▸ Stated task
Give, as a bare number, the count of lines that contain the word "xlabel".

··········

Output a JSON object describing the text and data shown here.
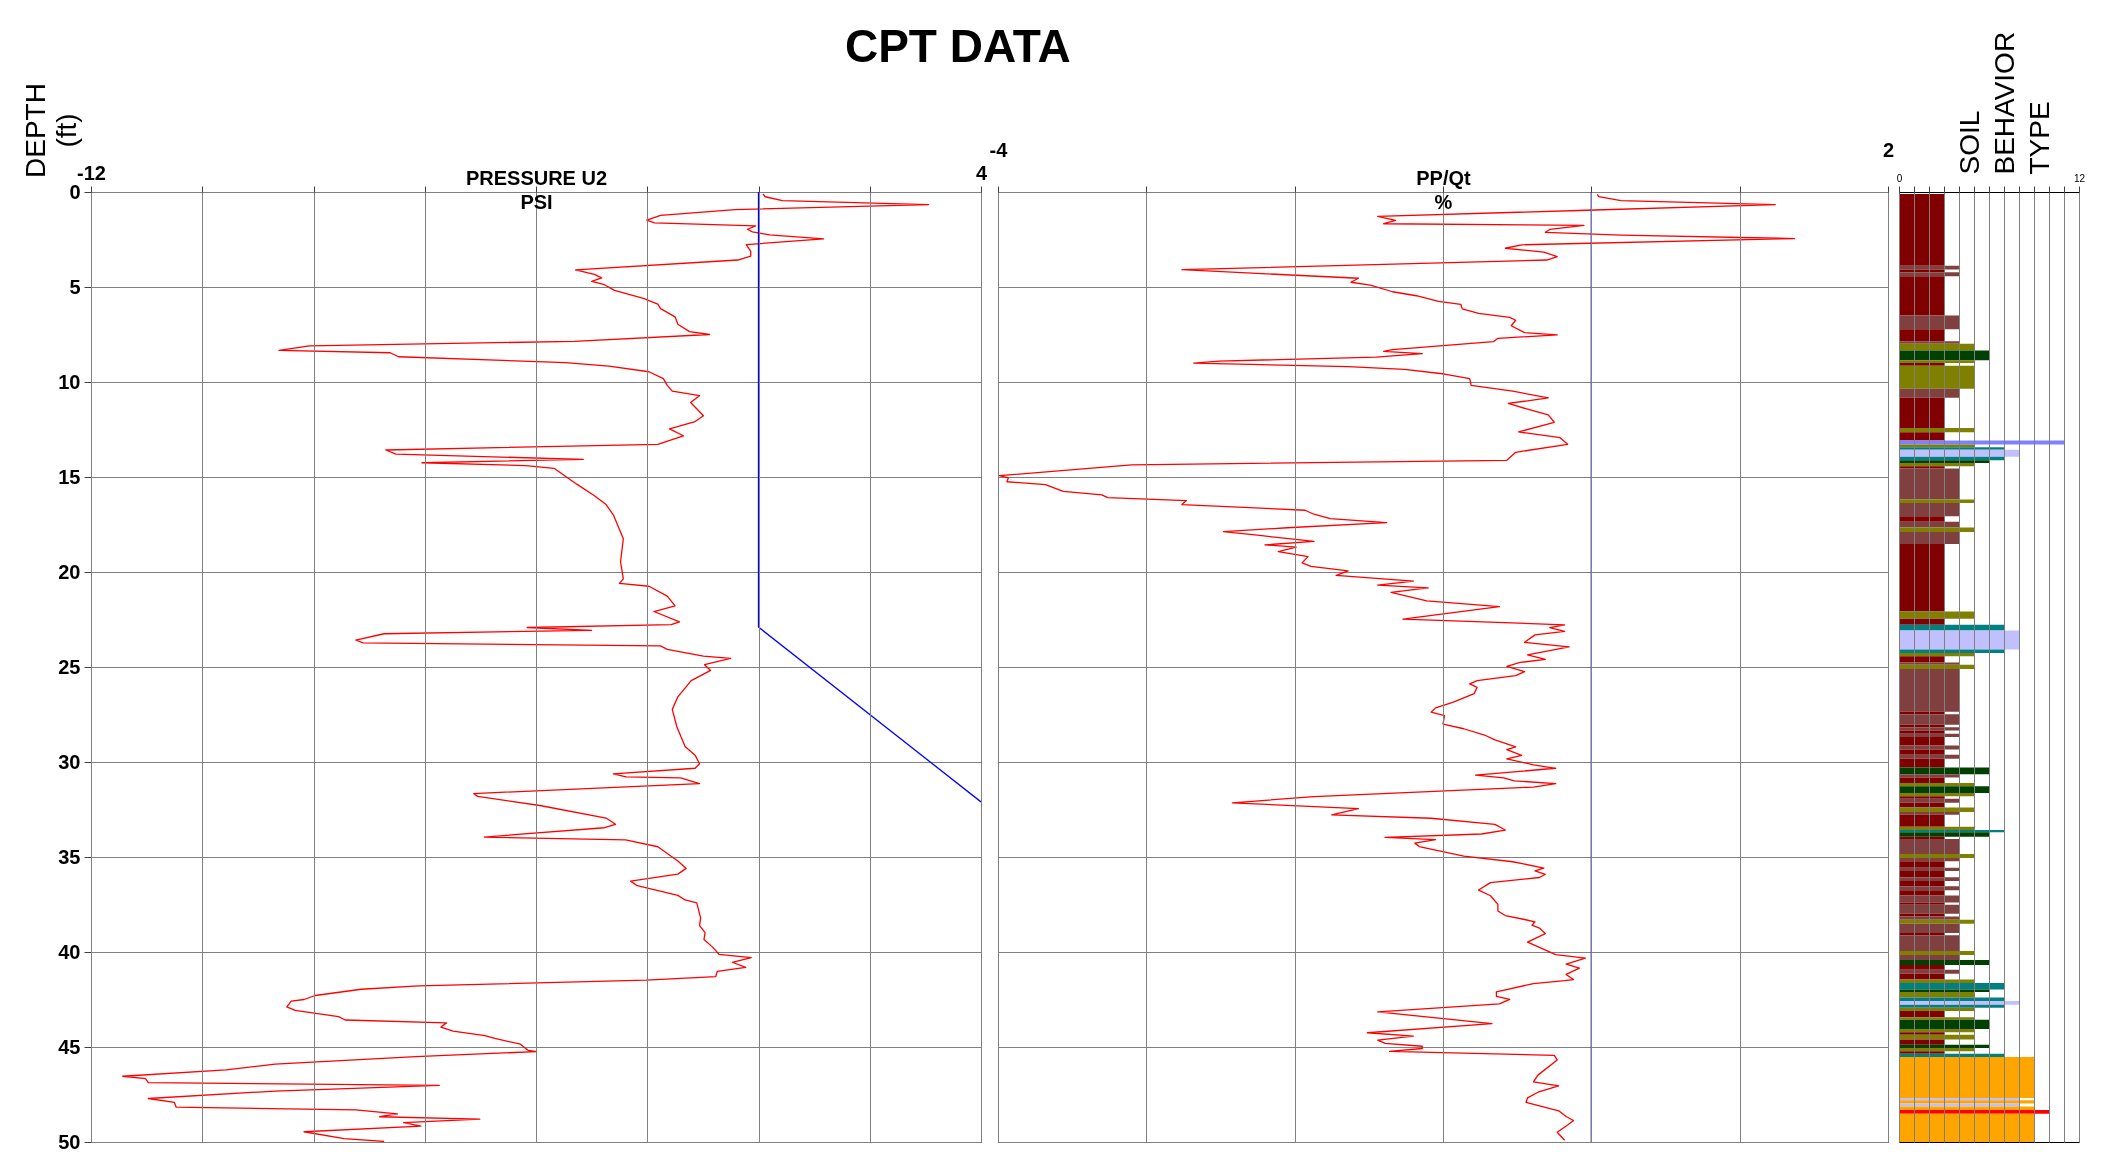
{
  "chart_data": [
    {
      "type": "line",
      "title": "CPT DATA",
      "xlabel": "PRESSURE U2\nPSI",
      "ylabel": "DEPTH\n(ft)",
      "xlim": [
        -12,
        4
      ],
      "xticks": [
        -12,
        {
          "value": -10,
          "label": null
        },
        {
          "value": -8,
          "label": null
        },
        {
          "value": -6,
          "label": null
        },
        {
          "value": -4,
          "label": null
        },
        {
          "value": -2,
          "label": null
        },
        {
          "value": 0,
          "label": null
        },
        {
          "value": 2,
          "label": null
        },
        4
      ],
      "ylim": [
        50,
        0
      ],
      "yticks": [
        0,
        5,
        10,
        15,
        20,
        25,
        30,
        35,
        40,
        45,
        50
      ],
      "grid": true,
      "series": [
        {
          "color": "#ff0000",
          "x": [
            0.08,
            0.12,
            0.43,
            3.06,
            -0.42,
            -1.76,
            -2.01,
            -1.87,
            -0.05,
            -0.2,
            -0.11,
            0.2,
            1.17,
            -0.22,
            -0.14,
            -0.14,
            -0.37,
            -3.29,
            -2.95,
            -2.82,
            -3.0,
            -2.77,
            -2.59,
            -2.07,
            -1.81,
            -1.76,
            -1.5,
            -1.45,
            -1.24,
            -0.88,
            -3.31,
            -8.07,
            -8.62,
            -6.62,
            -6.47,
            -3.47,
            -2.69,
            -1.97,
            -1.71,
            -1.64,
            -1.55,
            -1.06,
            -1.22,
            -0.99,
            -1.14,
            -1.6,
            -1.35,
            -1.81,
            -6.7,
            -6.52,
            -3.15,
            -6.05,
            -4.19,
            -3.67,
            -3.26,
            -2.95,
            -2.74,
            -2.61,
            -2.43,
            -2.48,
            -2.43,
            -2.5,
            -1.97,
            -1.64,
            -1.5,
            -1.88,
            -1.42,
            -1.57,
            -4.16,
            -3.0,
            -6.73,
            -7.24,
            -7.11,
            -1.76,
            -1.64,
            -0.99,
            -0.5,
            -0.97,
            -0.86,
            -1.21,
            -1.45,
            -1.55,
            -1.47,
            -1.32,
            -1.14,
            -1.06,
            -1.14,
            -2.61,
            -2.38,
            -1.4,
            -1.06,
            -5.12,
            -5.05,
            -3.93,
            -2.74,
            -2.57,
            -2.77,
            -4.93,
            -2.39,
            -1.81,
            -1.45,
            -1.3,
            -1.45,
            -2.3,
            -2.18,
            -1.45,
            -1.32,
            -1.11,
            -1.04,
            -1.06,
            -0.96,
            -0.98,
            -0.83,
            -0.71,
            -0.13,
            -0.47,
            -0.23,
            -0.74,
            -0.77,
            -2.02,
            -6.11,
            -7.14,
            -7.97,
            -8.17,
            -8.4,
            -8.48,
            -8.33,
            -7.55,
            -7.43,
            -5.61,
            -5.71,
            -5.49,
            -4.92,
            -4.74,
            -4.28,
            -4.14,
            -3.99,
            -6.16,
            -8.69,
            -9.57,
            -11.43,
            -11.02,
            -10.97,
            -5.74,
            -8.69,
            -10.97,
            -10.5,
            -10.47,
            -7.24,
            -6.49,
            -6.81,
            -5.01,
            -6.38,
            -6.07,
            -8.17,
            -7.45,
            -6.73
          ],
          "values": [
            0.1,
            0.25,
            0.45,
            0.66,
            0.93,
            1.23,
            1.48,
            1.63,
            1.78,
            1.96,
            2.1,
            2.26,
            2.47,
            2.77,
            3.13,
            3.37,
            3.58,
            4.1,
            4.34,
            4.52,
            4.7,
            4.88,
            5.18,
            5.6,
            5.9,
            6.14,
            6.57,
            6.96,
            7.35,
            7.5,
            7.86,
            8.1,
            8.34,
            8.46,
            8.67,
            8.98,
            9.16,
            9.46,
            9.82,
            10.18,
            10.48,
            10.72,
            11.08,
            11.78,
            12.08,
            12.47,
            12.83,
            13.28,
            13.58,
            13.8,
            14.07,
            14.25,
            14.4,
            14.55,
            15.39,
            15.99,
            16.45,
            16.99,
            18.25,
            19.46,
            20.36,
            20.6,
            20.75,
            21.27,
            21.78,
            22.08,
            22.62,
            22.77,
            22.92,
            23.07,
            23.25,
            23.58,
            23.73,
            23.89,
            24.07,
            24.43,
            24.55,
            24.88,
            25.18,
            25.72,
            26.57,
            27.23,
            28.13,
            29.19,
            29.64,
            30.09,
            30.33,
            30.63,
            30.78,
            30.84,
            31.14,
            31.66,
            31.81,
            32.29,
            32.95,
            33.28,
            33.46,
            33.95,
            34.1,
            34.46,
            35.21,
            35.6,
            35.9,
            36.27,
            36.51,
            37.02,
            37.26,
            37.41,
            38.22,
            38.61,
            38.98,
            39.34,
            39.73,
            40.12,
            40.3,
            40.54,
            40.81,
            41.02,
            41.3,
            41.48,
            41.78,
            41.96,
            42.29,
            42.5,
            42.59,
            42.89,
            43.07,
            43.4,
            43.58,
            43.73,
            43.95,
            44.16,
            44.4,
            44.55,
            44.85,
            45.18,
            45.24,
            45.51,
            45.9,
            46.2,
            46.54,
            46.66,
            46.87,
            47.02,
            47.32,
            47.71,
            47.92,
            48.16,
            48.31,
            48.52,
            48.67,
            48.8,
            48.98,
            49.16,
            49.46,
            49.82,
            49.97
          ]
        },
        {
          "color": "#0000ff",
          "x": [
            0,
            0,
            4
          ],
          "values": [
            0,
            22.9,
            32.1
          ]
        }
      ]
    },
    {
      "type": "line",
      "xlabel": "PP/Qt\n%",
      "xlim": [
        -4,
        2
      ],
      "xticks": [
        -4,
        {
          "value": -3,
          "label": null
        },
        {
          "value": -2,
          "label": null
        },
        {
          "value": -1,
          "label": null
        },
        {
          "value": 0,
          "label": null
        },
        {
          "value": 1,
          "label": null
        },
        2
      ],
      "ylim": [
        50,
        0
      ],
      "yticks": [
        0,
        5,
        10,
        15,
        20,
        25,
        30,
        35,
        40,
        45,
        50
      ],
      "grid": true,
      "tick_labels": "x",
      "ref_lines": [
        {
          "axis": "x",
          "value": 0,
          "color": "#0000ff"
        }
      ],
      "series": [
        {
          "color": "#ff0000",
          "x": [
            0.04,
            0.05,
            0.2,
            1.24,
            -0.03,
            -1.44,
            -1.32,
            -1.4,
            -0.05,
            -0.28,
            -0.31,
            0.2,
            1.37,
            -0.47,
            -0.58,
            -0.32,
            -0.23,
            -0.3,
            -2.76,
            -1.57,
            -1.62,
            -1.49,
            -1.34,
            -1.18,
            -1.03,
            -0.88,
            -0.87,
            -0.76,
            -0.55,
            -0.51,
            -0.54,
            -0.45,
            -0.23,
            -0.63,
            -0.66,
            -1.34,
            -1.4,
            -1.14,
            -1.45,
            -2.51,
            -2.68,
            -1.64,
            -1.26,
            -0.99,
            -0.82,
            -0.81,
            -0.53,
            -0.29,
            -0.56,
            -0.43,
            -0.29,
            -0.25,
            -0.49,
            -0.21,
            -0.16,
            -0.51,
            -0.57,
            -3.1,
            -3.99,
            -3.93,
            -3.94,
            -3.68,
            -3.56,
            -3.3,
            -3.26,
            -2.73,
            -2.76,
            -1.93,
            -1.87,
            -1.76,
            -1.38,
            -2.05,
            -2.48,
            -2.22,
            -1.87,
            -2.2,
            -1.99,
            -2.11,
            -1.91,
            -1.95,
            -1.89,
            -1.64,
            -1.72,
            -1.2,
            -1.44,
            -1.1,
            -1.35,
            -1.11,
            -0.62,
            -1.27,
            -0.18,
            -0.28,
            -0.18,
            -0.38,
            -0.45,
            -0.15,
            -0.43,
            -0.31,
            -0.48,
            -0.57,
            -0.45,
            -0.51,
            -0.77,
            -0.82,
            -0.77,
            -0.79,
            -0.93,
            -1.05,
            -1.08,
            -0.99,
            -1.0,
            -0.86,
            -0.72,
            -0.65,
            -0.51,
            -0.57,
            -0.47,
            -0.57,
            -0.39,
            -0.24,
            -0.78,
            -0.59,
            -0.52,
            -0.24,
            -0.39,
            -1.87,
            -2.42,
            -1.57,
            -1.75,
            -1.08,
            -0.65,
            -0.58,
            -0.74,
            -1.39,
            -1.05,
            -1.19,
            -1.16,
            -0.86,
            -0.53,
            -0.32,
            -0.38,
            -0.31,
            -0.35,
            -0.68,
            -0.76,
            -0.68,
            -0.63,
            -0.63,
            -0.58,
            -0.45,
            -0.38,
            -0.4,
            -0.35,
            -0.31,
            -0.43,
            -0.24,
            -0.04,
            -0.17,
            -0.08,
            -0.17,
            -0.12,
            -0.18,
            -0.39,
            -0.64,
            -0.64,
            -0.55,
            -0.62,
            -1.44,
            -0.67,
            -1.51,
            -1.2,
            -1.44,
            -1.39,
            -1.14,
            -1.14,
            -1.36,
            -0.25,
            -0.23,
            -0.36,
            -0.39,
            -0.22,
            -0.36,
            -0.43,
            -0.44,
            -0.22,
            -0.17,
            -0.12,
            -0.16,
            -0.23,
            -0.18
          ],
          "values": [
            0.12,
            0.24,
            0.45,
            0.66,
            0.96,
            1.28,
            1.49,
            1.67,
            1.76,
            1.97,
            2.12,
            2.27,
            2.45,
            2.78,
            2.96,
            3.16,
            3.4,
            3.58,
            4.09,
            4.54,
            4.75,
            4.9,
            5.25,
            5.46,
            5.76,
            5.91,
            6.15,
            6.39,
            6.6,
            6.75,
            7.04,
            7.4,
            7.52,
            7.7,
            7.88,
            8.3,
            8.39,
            8.51,
            8.69,
            8.9,
            9.01,
            9.19,
            9.34,
            9.58,
            9.82,
            10.18,
            10.48,
            10.84,
            11.13,
            11.43,
            11.73,
            12.12,
            12.63,
            12.93,
            13.28,
            13.7,
            14.12,
            14.36,
            14.93,
            15.04,
            15.25,
            15.4,
            15.76,
            15.94,
            16.09,
            16.24,
            16.45,
            16.75,
            16.96,
            17.19,
            17.4,
            17.67,
            17.88,
            18.09,
            18.39,
            18.57,
            18.69,
            18.93,
            19.19,
            19.52,
            19.7,
            19.94,
            20.18,
            20.48,
            20.69,
            20.84,
            21.07,
            21.52,
            21.82,
            22.48,
            22.78,
            22.93,
            23.13,
            23.31,
            23.7,
            23.94,
            24.36,
            24.6,
            24.76,
            24.97,
            25.24,
            25.45,
            25.72,
            25.89,
            26.07,
            26.4,
            26.85,
            27.15,
            27.38,
            27.56,
            28.01,
            28.25,
            28.58,
            28.84,
            29.2,
            29.35,
            29.65,
            29.83,
            30.15,
            30.33,
            30.69,
            30.84,
            30.99,
            31.14,
            31.32,
            31.82,
            32.15,
            32.45,
            32.78,
            32.96,
            33.28,
            33.58,
            33.79,
            33.97,
            34.09,
            34.27,
            34.45,
            34.95,
            35.25,
            35.58,
            35.73,
            35.91,
            36.08,
            36.35,
            36.74,
            37.04,
            37.49,
            37.84,
            38.08,
            38.29,
            38.41,
            38.59,
            38.74,
            39.03,
            39.48,
            40.14,
            40.32,
            40.64,
            40.85,
            41.18,
            41.45,
            41.51,
            41.66,
            42.1,
            42.34,
            42.49,
            42.73,
            43.15,
            43.77,
            44.25,
            44.43,
            44.64,
            44.81,
            44.96,
            45.08,
            45.23,
            45.44,
            45.68,
            46.48,
            46.84,
            47.05,
            47.38,
            47.68,
            47.91,
            48.36,
            48.66,
            48.87,
            49.11,
            49.49,
            49.91
          ]
        }
      ]
    },
    {
      "type": "histogram",
      "orientation": "horizontal",
      "title": "SOIL\nBEHAVIOR\nTYPE",
      "xlim": [
        0,
        12
      ],
      "xticks": [
        0,
        {
          "value": 1,
          "label": null
        },
        {
          "value": 2,
          "label": null
        },
        {
          "value": 3,
          "label": null
        },
        {
          "value": 4,
          "label": null
        },
        {
          "value": 5,
          "label": null
        },
        {
          "value": 6,
          "label": null
        },
        {
          "value": 7,
          "label": null
        },
        {
          "value": 8,
          "label": null
        },
        {
          "value": 9,
          "label": null
        },
        {
          "value": 10,
          "label": null
        },
        {
          "value": 11,
          "label": null
        },
        12
      ],
      "ylim": [
        50,
        0
      ],
      "yticks": [
        0,
        5,
        10,
        15,
        20,
        25,
        30,
        35,
        40,
        45,
        50
      ],
      "grid": "x",
      "tick_labels": "x",
      "bins": [
        0.1,
        3.88,
        4.08,
        4.22,
        4.43,
        6.5,
        7.23,
        7.85,
        7.99,
        8.34,
        8.86,
        9.0,
        9.15,
        10.35,
        10.83,
        12.42,
        12.65,
        13.08,
        13.29,
        13.43,
        13.56,
        13.94,
        14.12,
        14.26,
        14.43,
        14.55,
        16.19,
        16.37,
        17.06,
        17.35,
        17.66,
        17.89,
        18.53,
        22.08,
        22.46,
        22.77,
        23.08,
        24.08,
        24.26,
        24.43,
        24.76,
        24.88,
        25.1,
        27.35,
        27.49,
        28.04,
        28.17,
        28.34,
        28.51,
        28.69,
        29.13,
        29.34,
        29.62,
        29.83,
        30.29,
        30.64,
        30.81,
        31.1,
        31.28,
        31.63,
        31.8,
        31.94,
        32.15,
        32.4,
        32.63,
        32.77,
        33.41,
        33.58,
        33.7,
        33.93,
        34.05,
        34.84,
        35.05,
        35.22,
        35.57,
        35.74,
        36.06,
        36.26,
        36.54,
        36.75,
        37.02,
        37.39,
        37.51,
        37.99,
        38.13,
        38.3,
        38.51,
        39.0,
        39.12,
        39.95,
        40.16,
        40.42,
        40.68,
        40.93,
        41.14,
        41.45,
        41.63,
        41.97,
        42.11,
        42.4,
        42.58,
        42.77,
        42.94,
        43.11,
        43.44,
        43.56,
        44.05,
        44.22,
        44.36,
        44.6,
        44.88,
        45.05,
        45.22,
        45.36,
        45.52,
        47.68,
        47.8,
        47.98,
        48.13,
        48.32,
        48.51,
        50
      ],
      "values": [
        3,
        4,
        3,
        4,
        3,
        4,
        3,
        4,
        5,
        6,
        5,
        3,
        5,
        4,
        3,
        5,
        3,
        11,
        5,
        7,
        8,
        7,
        6,
        5,
        3,
        4,
        5,
        4,
        3,
        4,
        5,
        4,
        3,
        5,
        3,
        7,
        8,
        7,
        5,
        3,
        4,
        5,
        4,
        3,
        4,
        3,
        4,
        3,
        4,
        3,
        4,
        3,
        4,
        3,
        6,
        4,
        3,
        5,
        6,
        5,
        3,
        4,
        3,
        5,
        4,
        3,
        5,
        7,
        6,
        3,
        4,
        5,
        4,
        3,
        4,
        3,
        4,
        3,
        4,
        3,
        4,
        3,
        4,
        3,
        4,
        5,
        4,
        3,
        4,
        5,
        4,
        6,
        3,
        4,
        3,
        5,
        7,
        6,
        5,
        7,
        8,
        7,
        5,
        3,
        5,
        6,
        5,
        3,
        5,
        3,
        6,
        5,
        3,
        7,
        9,
        8,
        9,
        8,
        9,
        10,
        9
      ],
      "colors": [
        "#800000",
        "#804040",
        "#800000",
        "#804040",
        "#800000",
        "#804040",
        "#800000",
        "#804040",
        "#808000",
        "#004000",
        "#808000",
        "#800000",
        "#808000",
        "#804040",
        "#800000",
        "#808000",
        "#800000",
        "#8080ff",
        "#808000",
        "#008080",
        "#c0c0ff",
        "#008080",
        "#004000",
        "#808000",
        "#800000",
        "#804040",
        "#808000",
        "#804040",
        "#800000",
        "#804040",
        "#808000",
        "#804040",
        "#800000",
        "#808000",
        "#800000",
        "#008080",
        "#c0c0ff",
        "#008080",
        "#808000",
        "#800000",
        "#804040",
        "#808000",
        "#804040",
        "#800000",
        "#804040",
        "#800000",
        "#804040",
        "#800000",
        "#804040",
        "#800000",
        "#804040",
        "#800000",
        "#804040",
        "#800000",
        "#004000",
        "#804040",
        "#800000",
        "#808000",
        "#004000",
        "#808000",
        "#800000",
        "#804040",
        "#800000",
        "#808000",
        "#804040",
        "#800000",
        "#808000",
        "#008080",
        "#004000",
        "#800000",
        "#804040",
        "#808000",
        "#804040",
        "#800000",
        "#804040",
        "#800000",
        "#804040",
        "#800000",
        "#804040",
        "#800000",
        "#804040",
        "#800000",
        "#804040",
        "#800000",
        "#804040",
        "#808000",
        "#804040",
        "#800000",
        "#804040",
        "#808000",
        "#804040",
        "#004000",
        "#800000",
        "#804040",
        "#800000",
        "#808000",
        "#008080",
        "#004000",
        "#808000",
        "#008080",
        "#c0c0ff",
        "#008080",
        "#808000",
        "#800000",
        "#808000",
        "#004000",
        "#808000",
        "#800000",
        "#808000",
        "#800000",
        "#004000",
        "#808000",
        "#800000",
        "#008080",
        "#ffa500",
        "#c0c0ff",
        "#ffa500",
        "#c0c0ff",
        "#ffa500",
        "#ff0000",
        "#ffa500"
      ]
    }
  ]
}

··········

▸ Written reply
2